• [Goal]: Present the data below as a Markdown table with two columns, Row and Line, giving each line its own numbered row. Omit blank lines and leave the pictures out.

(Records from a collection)
[Start]

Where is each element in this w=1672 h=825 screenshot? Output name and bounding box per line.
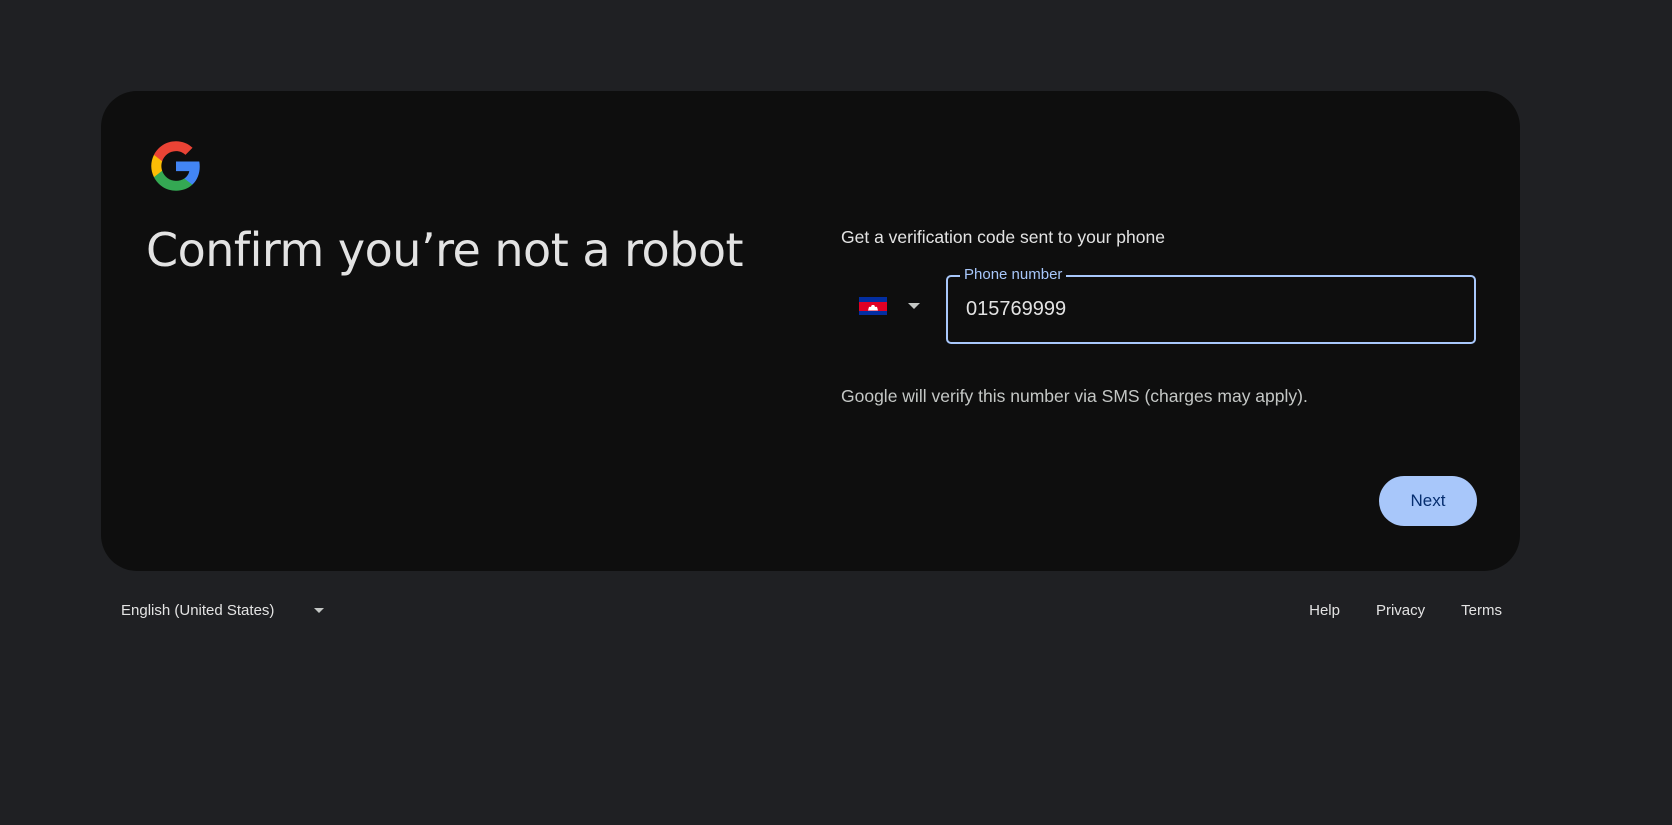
- terms-link[interactable]: Terms: [1461, 602, 1502, 619]
- help-link[interactable]: Help: [1309, 602, 1340, 619]
- footer-links: Help Privacy Terms: [1309, 602, 1502, 619]
- chevron-down-icon: [314, 608, 325, 613]
- signin-card: Confirm you’re not a robot Get a verific…: [101, 91, 1520, 571]
- verification-subtitle: Get a verification code sent to your pho…: [841, 227, 1165, 247]
- google-logo-icon: [151, 141, 200, 191]
- phone-number-field[interactable]: Phone number: [946, 266, 1476, 344]
- privacy-link[interactable]: Privacy: [1376, 602, 1425, 619]
- language-label: English (United States): [121, 602, 275, 619]
- language-selector[interactable]: English (United States): [121, 602, 325, 619]
- verification-section: Get a verification code sent to your pho…: [841, 91, 1481, 571]
- sms-charges-note: Google will verify this number via SMS (…: [841, 386, 1308, 406]
- cambodia-flag-icon: [859, 297, 887, 315]
- phone-number-input[interactable]: [966, 277, 1446, 342]
- footer: English (United States) Help Privacy Ter…: [101, 590, 1520, 630]
- chevron-down-icon: [908, 303, 920, 309]
- country-code-select[interactable]: [859, 286, 929, 326]
- page-title: Confirm you’re not a robot: [146, 223, 744, 277]
- next-button[interactable]: Next: [1379, 476, 1477, 526]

[End]

• [Answer to the problem]:
| Row | Line |
|---|---|
| 1 | Where is each element in this w=1672 h=825 screenshot? Output name and bounding box per line. |
| 2 | - terms-link[interactable]: Terms: [1461, 602, 1502, 619] |
| 3 | - help-link[interactable]: Help: [1309, 602, 1340, 619] |
| 4 | - footer-links: Help Privacy Terms: [1309, 602, 1502, 619] |
| 5 | - chevron-down-icon: [314, 608, 325, 613] |
| 6 | - signin-card: Confirm you’re not a robot Get a verific…: [101, 91, 1520, 571] |
| 7 | - verification-subtitle: Get a verification code sent to your pho…: [841, 227, 1165, 247] |
| 8 | - google-logo-icon: [151, 141, 200, 191] |
| 9 | - phone-number-field[interactable]: Phone number: [946, 266, 1476, 344] |
| 10 | - privacy-link[interactable]: Privacy: [1376, 602, 1425, 619] |
| 11 | - language-label: English (United States): [121, 602, 275, 619] |
| 12 | - language-selector[interactable]: English (United States): [121, 602, 325, 619] |
| 13 | - verification-section: Get a verification code sent to your pho…: [841, 91, 1481, 571] |
| 14 | - sms-charges-note: Google will verify this number via SMS (…: [841, 386, 1308, 406] |
| 15 | - cambodia-flag-icon: [859, 297, 887, 315] |
| 16 | - phone-number-input[interactable]: [966, 277, 1446, 342] |
| 17 | - footer: English (United States) Help Privacy Ter…: [101, 590, 1520, 630] |
| 18 | - chevron-down-icon: [908, 303, 920, 309] |
| 19 | - country-code-select[interactable]: [859, 286, 929, 326] |
| 20 | - page-title: Confirm you’re not a robot: [146, 223, 744, 277] |
| 21 | - next-button[interactable]: Next: [1379, 476, 1477, 526] |